Copy each line below exactly and leave the pictures out.

begin Data to use

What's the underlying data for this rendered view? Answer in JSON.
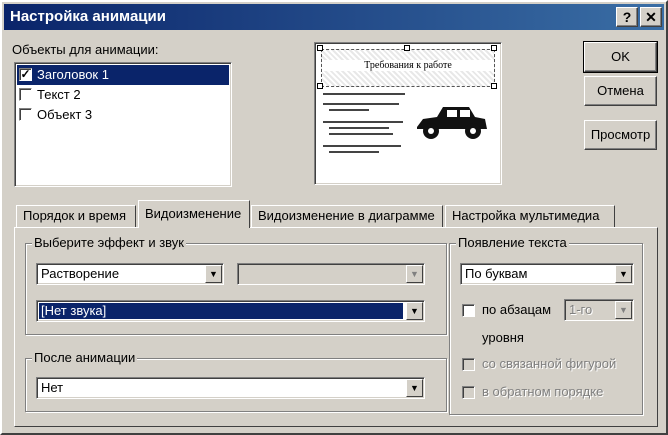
{
  "window": {
    "title": "Настройка анимации",
    "help_label": "?",
    "close_label": "✕"
  },
  "objects": {
    "label": "Объекты для анимации:",
    "items": [
      {
        "label": "Заголовок 1",
        "checked": true,
        "selected": true
      },
      {
        "label": "Текст 2",
        "checked": false,
        "selected": false
      },
      {
        "label": "Объект 3",
        "checked": false,
        "selected": false
      }
    ]
  },
  "preview": {
    "slide_title": "Требования к работе",
    "bullets": [
      "",
      "",
      "",
      ""
    ]
  },
  "buttons": {
    "ok": "OK",
    "cancel": "Отмена",
    "preview": "Просмотр"
  },
  "tabs": [
    {
      "label": "Порядок и время",
      "active": false
    },
    {
      "label": "Видоизменение",
      "active": true
    },
    {
      "label": "Видоизменение в диаграмме",
      "active": false
    },
    {
      "label": "Настройка мультимедиа",
      "active": false
    }
  ],
  "effect": {
    "group_label": "Выберите эффект и звук",
    "effect_value": "Растворение",
    "direction_value": "",
    "sound_value": "[Нет звука]"
  },
  "after": {
    "group_label": "После анимации",
    "value": "Нет"
  },
  "text_appearance": {
    "group_label": "Появление текста",
    "mode_value": "По буквам",
    "by_paragraph_label": "по абзацам",
    "level_value": "1-го",
    "level_suffix": "уровня",
    "attached_shape_label": "со связанной фигурой",
    "reverse_order_label": "в обратном порядке"
  }
}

end Data to use

## [Written reply]
What's the underlying data for this rendered view? Answer in JSON.
{
  "window": {
    "title": "Настройка анимации",
    "help_label": "?",
    "close_label": "✕"
  },
  "objects": {
    "label": "Объекты для анимации:",
    "items": [
      {
        "label": "Заголовок 1",
        "checked": true,
        "selected": true
      },
      {
        "label": "Текст 2",
        "checked": false,
        "selected": false
      },
      {
        "label": "Объект 3",
        "checked": false,
        "selected": false
      }
    ]
  },
  "preview": {
    "slide_title": "Требования к работе",
    "bullets": [
      "",
      "",
      "",
      ""
    ]
  },
  "buttons": {
    "ok": "OK",
    "cancel": "Отмена",
    "preview": "Просмотр"
  },
  "tabs": [
    {
      "label": "Порядок и время",
      "active": false
    },
    {
      "label": "Видоизменение",
      "active": true
    },
    {
      "label": "Видоизменение в диаграмме",
      "active": false
    },
    {
      "label": "Настройка мультимедиа",
      "active": false
    }
  ],
  "effect": {
    "group_label": "Выберите эффект и звук",
    "effect_value": "Растворение",
    "direction_value": "",
    "sound_value": "[Нет звука]"
  },
  "after": {
    "group_label": "После анимации",
    "value": "Нет"
  },
  "text_appearance": {
    "group_label": "Появление текста",
    "mode_value": "По буквам",
    "by_paragraph_label": "по абзацам",
    "level_value": "1-го",
    "level_suffix": "уровня",
    "attached_shape_label": "со связанной фигурой",
    "reverse_order_label": "в обратном порядке"
  }
}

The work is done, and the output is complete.